Special Issue in JEMS
Unsettling Protracted Displacement: Connectivity and Mobility beyond Limbo
Key results and reflections from the TRAFIG project have just been published in a special issue in the Journal of Ethnic and Migration Studies (JEMS).
The 9 contributions present novel insights of empirical research in African, Asian and European countries on the role of connectivity and mobility in the lives of displaced people, they critically engage with policies, legal frameworks and structures that keep displaced people in an ongoing state of limbo, they reflect upon the concept of protracted displacement and seek to advance its understanding, and they employ a figurational approach in their analysis.
All 9 articles are freely accessible via the publishers website:
1 Introduction: Unsettling Protracted Displacement: Connectivity and Mobility beyond Limbo
Benjamin Etzold (Bonn International Centre for Conflict Studies, BICC) and Anne-Meike Fechter (University of Sussex)
DOI: 10.1080/1369183X.2022.2090153
Abstract: Conventional understandings of protracted displacement are limited by a number of shortcomings. They imply the stasis of protracted situations; the passivity and disconnection of vulnerable groups who need external support; and immobility of people ‘stuck’ in places. Moreover, solutions to protracted displacement are based on the priorities of states and defined by the perspectives of humanitarian organisations. In contrast, this special issue seeks to advance scholarly and policy debates in order to advocate for more nuanced understandings and genuinely supportive practices of refugees and internally displaced persons (IDPs). This is realised through the framework of social figurations of displacement, documenting how these evolve over time, and highlighting the structural forces that perpetuate conditions of displacement. Articles in this special issue demonstrate the agency, resilience and transformative power that lies in displaced persons’ everyday practices. They foreground the role of multiple mobilities in displacement situations, unsettling the politicised concept of protracted displacement as an example of governance techniques that are geared towards locking the lives of forcibly displaced people in space and in time, rendering the displaced populations controllable. Recognising their mobility and connectivity can become a basis to continuously circumventing and challenging these.
2 Is translocality a hidden solution to overcome protracted displacement in the DR Congo?
Carolien Jacobs (Leiden University); Patrick Milabyo Kyamusugulwa; Stanislas Lubala Kubiha; Innocent Assumani; Joachim Ruhamya; Rachel Sifa Katembera (The Social Science Centre for African Development-KUTAFITI)

Records for the exercise
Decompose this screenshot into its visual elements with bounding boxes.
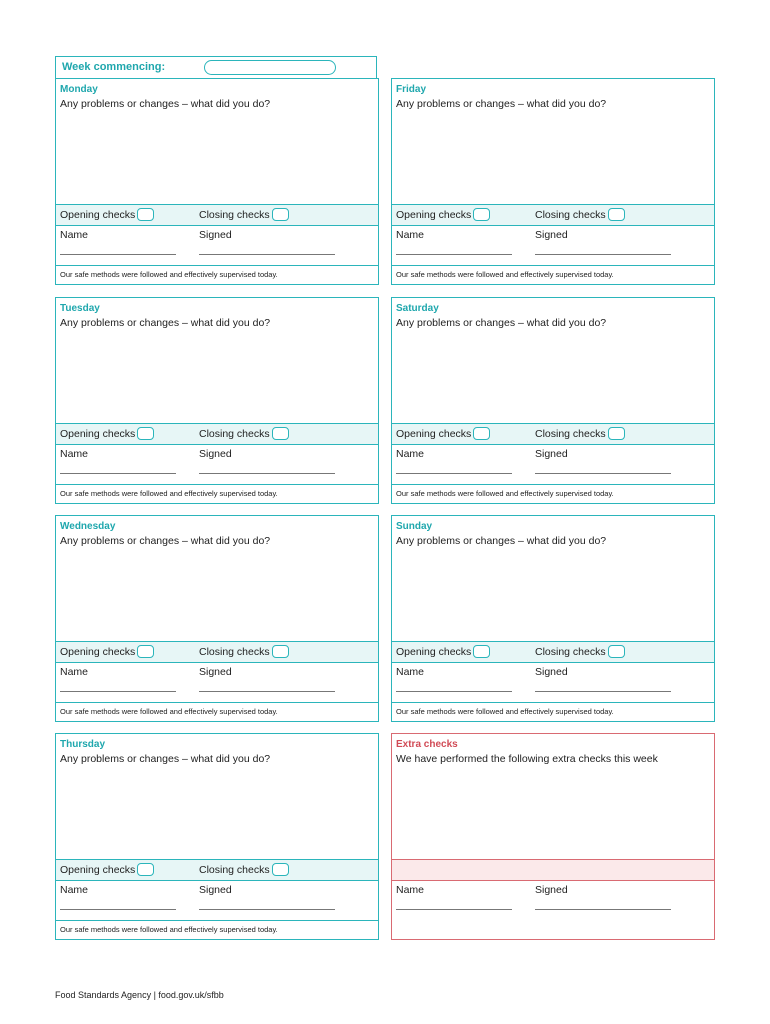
signed-field[interactable] bbox=[199, 254, 335, 255]
name-label: Name bbox=[60, 229, 89, 241]
opening-checks-label: Opening checks bbox=[396, 208, 472, 221]
closing-checks bbox=[199, 863, 289, 876]
opening-checks-label: Opening checks bbox=[60, 427, 136, 440]
signed-field[interactable] bbox=[199, 691, 335, 692]
safe-methods-text: Our safe methods were followed and effectively supervised today. bbox=[60, 925, 278, 934]
closing-checks bbox=[199, 427, 289, 440]
week-commencing-field[interactable] bbox=[204, 60, 336, 75]
problems-area[interactable] bbox=[392, 79, 714, 204]
opening-checks-checkbox[interactable] bbox=[137, 208, 154, 221]
name-label: Name bbox=[60, 666, 89, 678]
day-title: Friday bbox=[396, 84, 427, 95]
signature-row bbox=[392, 881, 714, 921]
checks-row bbox=[56, 859, 378, 881]
opening-checks-checkbox[interactable] bbox=[473, 208, 490, 221]
closing-checks bbox=[199, 645, 289, 658]
closing-checks-label: Closing checks bbox=[535, 427, 606, 440]
day-card-thursday bbox=[55, 733, 379, 940]
signed-field[interactable] bbox=[199, 909, 335, 910]
signed-field[interactable] bbox=[535, 473, 671, 474]
opening-checks-label: Opening checks bbox=[60, 645, 136, 658]
signature-row bbox=[392, 226, 714, 266]
opening-checks bbox=[396, 427, 490, 440]
checks-row bbox=[392, 641, 714, 663]
signed-label: Signed bbox=[199, 229, 232, 241]
safe-methods-row bbox=[392, 703, 714, 721]
signature-row bbox=[56, 881, 378, 921]
signed-label: Signed bbox=[199, 666, 232, 678]
problems-area[interactable] bbox=[56, 516, 378, 641]
signed-field[interactable] bbox=[199, 473, 335, 474]
opening-checks-checkbox[interactable] bbox=[473, 645, 490, 658]
opening-checks-checkbox[interactable] bbox=[137, 645, 154, 658]
problems-question: Any problems or changes – what did you do? bbox=[60, 317, 271, 329]
opening-checks-label: Opening checks bbox=[60, 208, 136, 221]
day-card-tuesday bbox=[55, 297, 379, 504]
day-title: Sunday bbox=[396, 521, 433, 532]
closing-checks-label: Closing checks bbox=[199, 208, 270, 221]
signature-row bbox=[392, 663, 714, 703]
opening-checks bbox=[396, 645, 490, 658]
day-title: Monday bbox=[60, 84, 98, 95]
safe-methods-text: Our safe methods were followed and effectively supervised today. bbox=[60, 489, 278, 498]
opening-checks-checkbox[interactable] bbox=[137, 427, 154, 440]
name-field[interactable] bbox=[396, 254, 512, 255]
closing-checks-checkbox[interactable] bbox=[608, 208, 625, 221]
problems-question: Any problems or changes – what did you do? bbox=[60, 98, 271, 110]
signed-label: Signed bbox=[199, 884, 232, 896]
opening-checks bbox=[60, 863, 154, 876]
signed-label: Signed bbox=[535, 884, 568, 896]
opening-checks-checkbox[interactable] bbox=[137, 863, 154, 876]
safe-methods-row bbox=[392, 266, 714, 284]
opening-checks bbox=[60, 208, 154, 221]
extra-checks-area[interactable] bbox=[392, 734, 714, 859]
closing-checks-checkbox[interactable] bbox=[608, 645, 625, 658]
name-label: Name bbox=[396, 448, 425, 460]
closing-checks-checkbox[interactable] bbox=[272, 645, 289, 658]
name-label: Name bbox=[396, 884, 425, 896]
extra-checks-card bbox=[391, 733, 715, 940]
closing-checks-label: Closing checks bbox=[535, 208, 606, 221]
opening-checks-checkbox[interactable] bbox=[473, 427, 490, 440]
closing-checks bbox=[535, 645, 625, 658]
checks-row bbox=[392, 423, 714, 445]
day-card-friday bbox=[391, 78, 715, 285]
signature-row bbox=[56, 445, 378, 485]
signed-label: Signed bbox=[535, 229, 568, 241]
page-footer: Food Standards Agency | food.gov.uk/sfbb bbox=[55, 990, 224, 1000]
name-field[interactable] bbox=[396, 909, 512, 910]
signed-label: Signed bbox=[199, 448, 232, 460]
safe-methods-row bbox=[392, 485, 714, 503]
signed-field[interactable] bbox=[535, 909, 671, 910]
problems-question: Any problems or changes – what did you do? bbox=[60, 753, 271, 765]
signed-label: Signed bbox=[535, 448, 568, 460]
problems-question: Any problems or changes – what did you do? bbox=[396, 535, 607, 547]
closing-checks bbox=[199, 208, 289, 221]
safe-methods-text: Our safe methods were followed and effectively supervised today. bbox=[396, 270, 614, 279]
name-label: Name bbox=[60, 884, 89, 896]
safe-methods-text: Our safe methods were followed and effectively supervised today. bbox=[60, 707, 278, 716]
checks-row bbox=[56, 641, 378, 663]
signed-field[interactable] bbox=[535, 254, 671, 255]
problems-area[interactable] bbox=[56, 298, 378, 423]
name-label: Name bbox=[396, 666, 425, 678]
closing-checks-checkbox[interactable] bbox=[272, 208, 289, 221]
signature-row bbox=[392, 445, 714, 485]
week-commencing-label: Week commencing: bbox=[62, 61, 166, 73]
week-commencing-row bbox=[55, 56, 377, 78]
day-card-saturday bbox=[391, 297, 715, 504]
safe-methods-text: Our safe methods were followed and effectively supervised today. bbox=[60, 270, 278, 279]
name-label: Name bbox=[396, 229, 425, 241]
problems-area[interactable] bbox=[392, 516, 714, 641]
name-field[interactable] bbox=[396, 473, 512, 474]
extra-checks-band bbox=[392, 859, 714, 881]
name-field[interactable] bbox=[60, 254, 176, 255]
day-card-sunday bbox=[391, 515, 715, 722]
closing-checks-label: Closing checks bbox=[199, 863, 270, 876]
problems-area[interactable] bbox=[392, 298, 714, 423]
safe-methods-text: Our safe methods were followed and effectively supervised today. bbox=[396, 489, 614, 498]
opening-checks-label: Opening checks bbox=[396, 645, 472, 658]
closing-checks-label: Closing checks bbox=[535, 645, 606, 658]
extra-checks-text: We have performed the following extra checks this week bbox=[396, 753, 658, 765]
name-field[interactable] bbox=[60, 691, 176, 692]
closing-checks-checkbox[interactable] bbox=[272, 863, 289, 876]
safe-methods-text: Our safe methods were followed and effectively supervised today. bbox=[396, 707, 614, 716]
opening-checks-label: Opening checks bbox=[60, 863, 136, 876]
checks-row bbox=[56, 204, 378, 226]
name-field[interactable] bbox=[396, 691, 512, 692]
opening-checks bbox=[396, 208, 490, 221]
name-label: Name bbox=[60, 448, 89, 460]
closing-checks-label: Closing checks bbox=[199, 645, 270, 658]
closing-checks-checkbox[interactable] bbox=[608, 427, 625, 440]
problems-question: Any problems or changes – what did you do? bbox=[60, 535, 271, 547]
safe-methods-row bbox=[56, 921, 378, 939]
closing-checks-label: Closing checks bbox=[199, 427, 270, 440]
safe-methods-row bbox=[56, 485, 378, 503]
signature-row bbox=[56, 226, 378, 266]
extra-checks-title: Extra checks bbox=[396, 739, 458, 750]
problems-area[interactable] bbox=[56, 734, 378, 859]
safe-methods-row bbox=[56, 266, 378, 284]
closing-checks bbox=[535, 427, 625, 440]
problems-area[interactable] bbox=[56, 79, 378, 204]
checks-row bbox=[392, 204, 714, 226]
day-card-wednesday bbox=[55, 515, 379, 722]
day-title: Saturday bbox=[396, 303, 439, 314]
name-field[interactable] bbox=[60, 909, 176, 910]
opening-checks bbox=[60, 645, 154, 658]
problems-question: Any problems or changes – what did you do? bbox=[396, 98, 607, 110]
day-title: Tuesday bbox=[60, 303, 100, 314]
closing-checks bbox=[535, 208, 625, 221]
problems-question: Any problems or changes – what did you do? bbox=[396, 317, 607, 329]
day-card-monday bbox=[55, 78, 379, 285]
opening-checks bbox=[60, 427, 154, 440]
signed-label: Signed bbox=[535, 666, 568, 678]
checks-row bbox=[56, 423, 378, 445]
opening-checks-label: Opening checks bbox=[396, 427, 472, 440]
day-title: Thursday bbox=[60, 739, 106, 750]
signed-field[interactable] bbox=[535, 691, 671, 692]
name-field[interactable] bbox=[60, 473, 176, 474]
day-title: Wednesday bbox=[60, 521, 116, 532]
closing-checks-checkbox[interactable] bbox=[272, 427, 289, 440]
signature-row bbox=[56, 663, 378, 703]
safe-methods-row bbox=[56, 703, 378, 721]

Goal 1
According to the special issue announcement, which journal published the special issue?
Goal 2
Copy the part of the listing that opens with the line containing "signed-field[interactable] bbox=[199, 254, 335, 255]" and closes with the line containing "day-title: Sunday bbox=[396, 521, 433, 532]".
The special issue announcement and the listing are independent of each other.

Correct response 1
The Journal of Ethnic and Migration Studies (JEMS).

Correct response 2
signed-field[interactable] bbox=[199, 254, 335, 255]
name-label: Name bbox=[60, 229, 89, 241]
opening-checks-label: Opening checks bbox=[396, 208, 472, 221]
closing-checks bbox=[199, 863, 289, 876]
opening-checks-label: Opening checks bbox=[60, 427, 136, 440]
signed-field[interactable] bbox=[199, 691, 335, 692]
safe-methods-text: Our safe methods were followed and effectively supervised today. bbox=[60, 925, 278, 934]
closing-checks bbox=[199, 427, 289, 440]
week-commencing-field[interactable] bbox=[204, 60, 336, 75]
problems-area[interactable] bbox=[392, 79, 714, 204]
opening-checks-checkbox[interactable] bbox=[137, 208, 154, 221]
name-label: Name bbox=[60, 666, 89, 678]
day-title: Friday bbox=[396, 84, 427, 95]
signature-row bbox=[392, 881, 714, 921]
checks-row bbox=[56, 859, 378, 881]
opening-checks-checkbox[interactable] bbox=[473, 208, 490, 221]
closing-checks bbox=[199, 645, 289, 658]
closing-checks-label: Closing checks bbox=[535, 427, 606, 440]
day-card-thursday bbox=[55, 733, 379, 940]
signed-field[interactable] bbox=[199, 909, 335, 910]
signed-field[interactable] bbox=[535, 473, 671, 474]
opening-checks-label: Opening checks bbox=[60, 645, 136, 658]
signature-row bbox=[392, 226, 714, 266]
opening-checks bbox=[396, 427, 490, 440]
checks-row bbox=[392, 641, 714, 663]
signed-label: Signed bbox=[199, 229, 232, 241]
safe-methods-row bbox=[392, 703, 714, 721]
signature-row bbox=[56, 881, 378, 921]
signed-label: Signed bbox=[199, 666, 232, 678]
problems-area[interactable] bbox=[56, 516, 378, 641]
signed-field[interactable] bbox=[199, 473, 335, 474]
opening-checks-checkbox[interactable] bbox=[473, 645, 490, 658]
opening-checks-checkbox[interactable] bbox=[137, 645, 154, 658]
problems-question: Any problems or changes – what did you do? bbox=[60, 317, 271, 329]
opening-checks-label: Opening checks bbox=[60, 208, 136, 221]
day-card-tuesday bbox=[55, 297, 379, 504]
day-title: Sunday bbox=[396, 521, 433, 532]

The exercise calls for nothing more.